Leave out every picture, then transcribe the rest of the listing exactly.

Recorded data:
*****

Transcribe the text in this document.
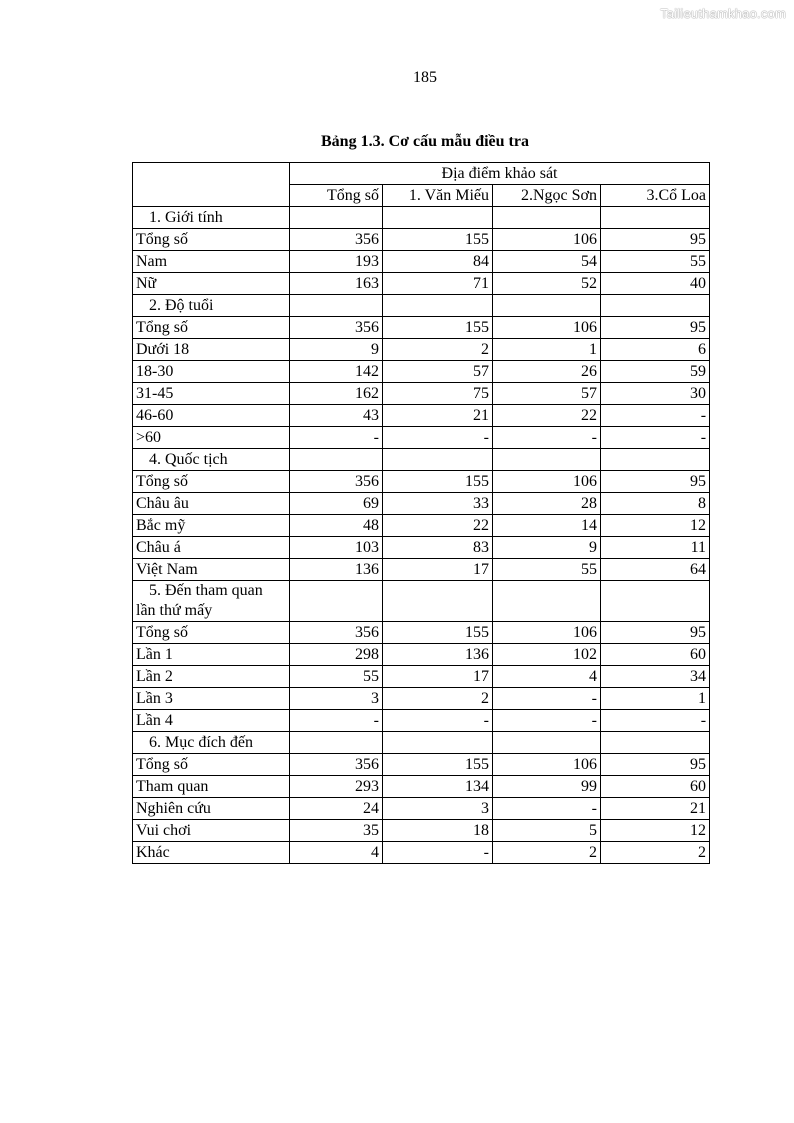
Tailieuthamkhao.com
185
Bảng 1.3. Cơ cấu mẫu điều tra
	Địa điểm khảo sát			
	Tổng số	1. Văn Miếu	2.Ngọc Sơn	3.Cổ Loa
1. Giới tính				
Tổng số	356	155	106	95
Nam	193	84	54	55
Nữ	163	71	52	40
2. Độ tuổi				
Tổng số	356	155	106	95
Dưới 18	9	2	1	6
18-30	142	57	26	59
31-45	162	75	57	30
46-60	43	21	22	-
>60	-	-	-	-
4. Quốc tịch				
Tổng số	356	155	106	95
Châu âu	69	33	28	8
Bắc mỹ	48	22	14	12
Châu á	103	83	9	11
Việt Nam	136	17	55	64
5. Đến tham quan
lần thứ mấy				
Tổng số	356	155	106	95
Lần 1	298	136	102	60
Lần 2	55	17	4	34
Lần 3	3	2	-	1
Lần 4	-	-	-	-
6. Mục đích đến				
Tổng số	356	155	106	95
Tham quan	293	134	99	60
Nghiên cứu	24	3	-	21
Vui chơi	35	18	5	12
Khác	4	-	2	2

*****

- **THE REPLY**:
Transcribe the text in this document.
Tailieuthamkhao.com
185
Bảng 1.3. Cơ cấu mẫu điều tra
	Địa điểm khảo sát			
	Tổng số	1. Văn Miếu	2.Ngọc Sơn	3.Cổ Loa
1. Giới tính				
Tổng số	356	155	106	95
Nam	193	84	54	55
Nữ	163	71	52	40
2. Độ tuổi				
Tổng số	356	155	106	95
Dưới 18	9	2	1	6
18-30	142	57	26	59
31-45	162	75	57	30
46-60	43	21	22	-
>60	-	-	-	-
4. Quốc tịch				
Tổng số	356	155	106	95
Châu âu	69	33	28	8
Bắc mỹ	48	22	14	12
Châu á	103	83	9	11
Việt Nam	136	17	55	64
5. Đến tham quan
lần thứ mấy				
Tổng số	356	155	106	95
Lần 1	298	136	102	60
Lần 2	55	17	4	34
Lần 3	3	2	-	1
Lần 4	-	-	-	-
6. Mục đích đến				
Tổng số	356	155	106	95
Tham quan	293	134	99	60
Nghiên cứu	24	3	-	21
Vui chơi	35	18	5	12
Khác	4	-	2	2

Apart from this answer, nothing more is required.